═════ Input data

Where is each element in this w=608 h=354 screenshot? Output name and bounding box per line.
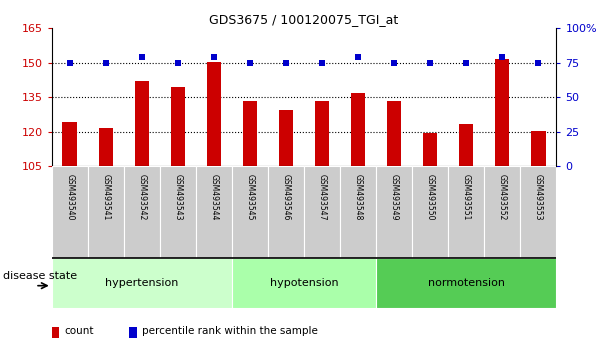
Text: GSM493546: GSM493546: [282, 174, 291, 220]
Bar: [387, 101, 401, 166]
Bar: [171, 87, 185, 166]
Text: GSM493551: GSM493551: [461, 174, 471, 220]
Text: GSM493541: GSM493541: [102, 174, 110, 220]
Bar: [52, 166, 88, 258]
Text: GSM493549: GSM493549: [390, 174, 399, 220]
Bar: [484, 166, 520, 258]
Text: count: count: [64, 326, 94, 336]
Bar: [495, 59, 510, 166]
Text: GSM493545: GSM493545: [246, 174, 254, 220]
Point: [209, 55, 219, 60]
Bar: [243, 101, 257, 166]
Bar: [448, 166, 484, 258]
Text: hypertension: hypertension: [105, 278, 179, 288]
Bar: [423, 133, 437, 166]
Text: GSM493548: GSM493548: [354, 174, 362, 220]
Bar: [531, 131, 545, 166]
Bar: [124, 166, 160, 258]
Bar: [160, 166, 196, 258]
Bar: [88, 166, 124, 258]
Bar: [232, 166, 268, 258]
Point: [173, 60, 183, 66]
Point: [426, 60, 435, 66]
Point: [137, 55, 147, 60]
Bar: [98, 129, 113, 166]
Text: GSM493547: GSM493547: [317, 174, 326, 220]
Text: normotension: normotension: [427, 278, 505, 288]
Bar: [52, 258, 232, 308]
Point: [389, 60, 399, 66]
Bar: [520, 166, 556, 258]
Point: [281, 60, 291, 66]
Bar: [207, 62, 221, 166]
Text: GSM493552: GSM493552: [498, 174, 506, 220]
Point: [245, 60, 255, 66]
Point: [533, 60, 543, 66]
Bar: [376, 258, 556, 308]
Point: [101, 60, 111, 66]
Text: GSM493540: GSM493540: [65, 174, 74, 220]
Text: GSM493544: GSM493544: [209, 174, 218, 220]
Bar: [351, 93, 365, 166]
Bar: [278, 110, 293, 166]
Bar: [268, 166, 304, 258]
Bar: [134, 81, 149, 166]
Text: hypotension: hypotension: [270, 278, 338, 288]
Point: [497, 55, 507, 60]
Title: GDS3675 / 100120075_TGI_at: GDS3675 / 100120075_TGI_at: [209, 13, 399, 26]
Bar: [63, 121, 77, 166]
Bar: [412, 166, 448, 258]
Text: GSM493553: GSM493553: [534, 174, 543, 220]
Bar: [376, 166, 412, 258]
Point: [317, 60, 327, 66]
Text: GSM493543: GSM493543: [173, 174, 182, 220]
Text: GSM493542: GSM493542: [137, 174, 147, 220]
Point: [65, 60, 75, 66]
Bar: [196, 166, 232, 258]
Point: [461, 60, 471, 66]
Text: percentile rank within the sample: percentile rank within the sample: [142, 326, 317, 336]
Text: GSM493550: GSM493550: [426, 174, 435, 220]
Bar: [304, 166, 340, 258]
Bar: [130, 327, 137, 338]
Bar: [315, 101, 330, 166]
Bar: [232, 258, 376, 308]
Bar: [459, 124, 474, 166]
Text: disease state: disease state: [3, 271, 77, 281]
Point: [353, 55, 363, 60]
Bar: [52, 327, 60, 338]
Bar: [340, 166, 376, 258]
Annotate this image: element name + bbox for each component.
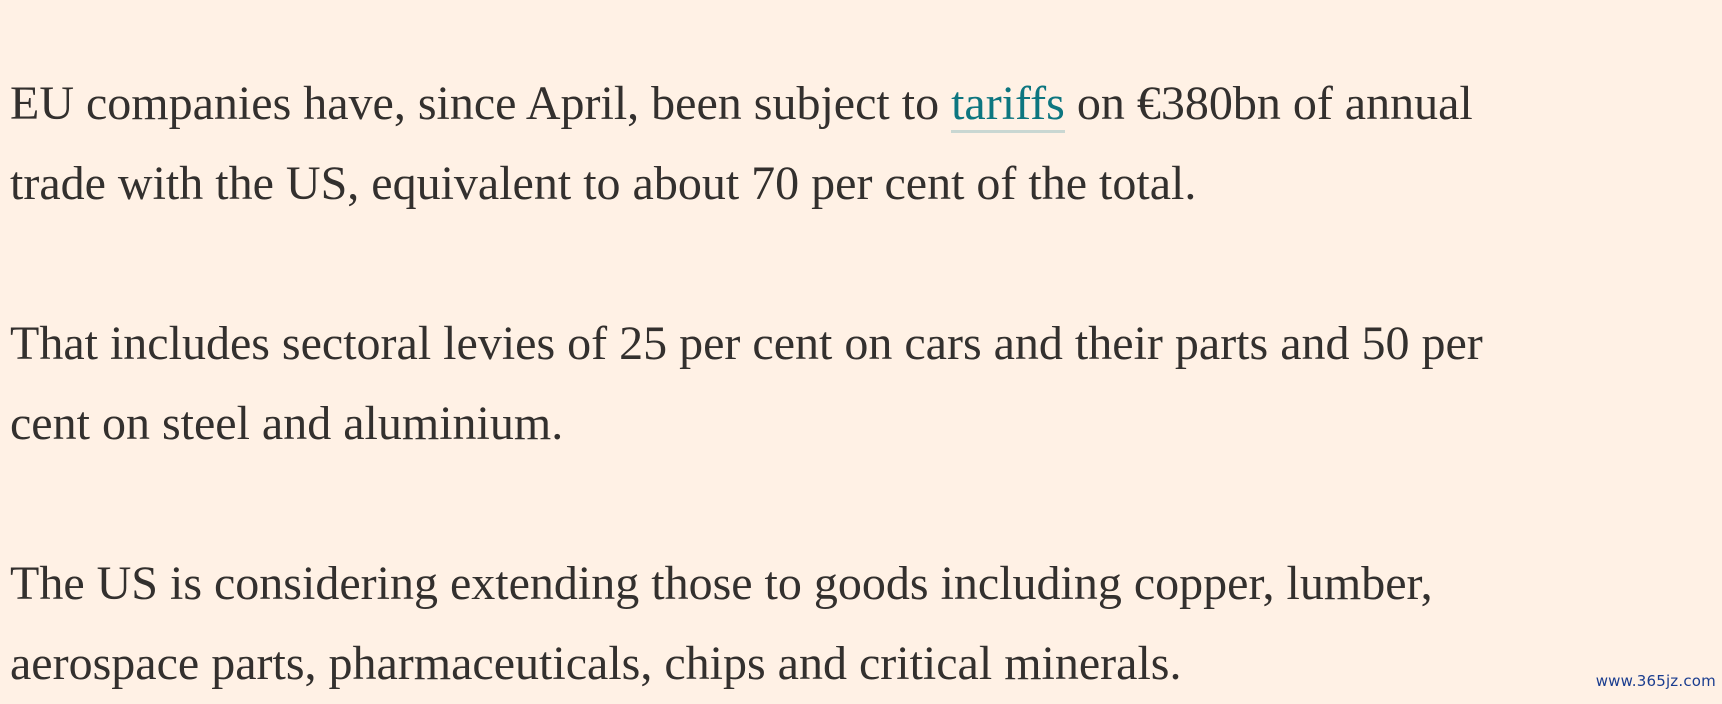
- article-body: EU companies have, since April, been sub…: [10, 64, 1710, 704]
- paragraph-line: EU companies have, since April, been sub…: [10, 77, 1473, 133]
- paragraph-line: trade with the US, equivalent to about 7…: [10, 157, 1197, 210]
- paragraph-sectoral-levies: That includes sectoral levies of 25 per …: [10, 304, 1710, 464]
- text-segment: EU companies have, since April, been sub…: [10, 77, 952, 130]
- paragraph-line: That includes sectoral levies of 25 per …: [10, 317, 1483, 370]
- tariffs-link[interactable]: tariffs: [951, 77, 1065, 133]
- paragraph-line: aerospace parts, pharmaceuticals, chips …: [10, 637, 1182, 690]
- paragraph-eu-tariffs: EU companies have, since April, been sub…: [10, 64, 1710, 224]
- paragraph-line: The US is considering extending those to…: [10, 557, 1433, 610]
- watermark: www.365jz.com: [1595, 672, 1716, 690]
- paragraph-line: cent on steel and aluminium.: [10, 397, 564, 450]
- text-segment: on €380bn of annual: [1064, 77, 1473, 130]
- paragraph-us-extension: The US is considering extending those to…: [10, 544, 1710, 704]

══════════

(Given problem)
Copy out the lines of the material above word for word, starting at the line containing "- article-body: EU" and ending at the line containing "- paragraph-line: The", with both of those lines included.

(Response)
- article-body: EU companies have, since April, been sub…: [10, 64, 1710, 704]
- paragraph-line: EU companies have, since April, been sub…: [10, 77, 1473, 133]
- paragraph-line: trade with the US, equivalent to about 7…: [10, 157, 1197, 210]
- paragraph-sectoral-levies: That includes sectoral levies of 25 per …: [10, 304, 1710, 464]
- text-segment: EU companies have, since April, been sub…: [10, 77, 952, 130]
- paragraph-line: That includes sectoral levies of 25 per …: [10, 317, 1483, 370]
- tariffs-link[interactable]: tariffs: [951, 77, 1065, 133]
- paragraph-line: aerospace parts, pharmaceuticals, chips …: [10, 637, 1182, 690]
- paragraph-eu-tariffs: EU companies have, since April, been sub…: [10, 64, 1710, 224]
- paragraph-line: The US is considering extending those to…: [10, 557, 1433, 610]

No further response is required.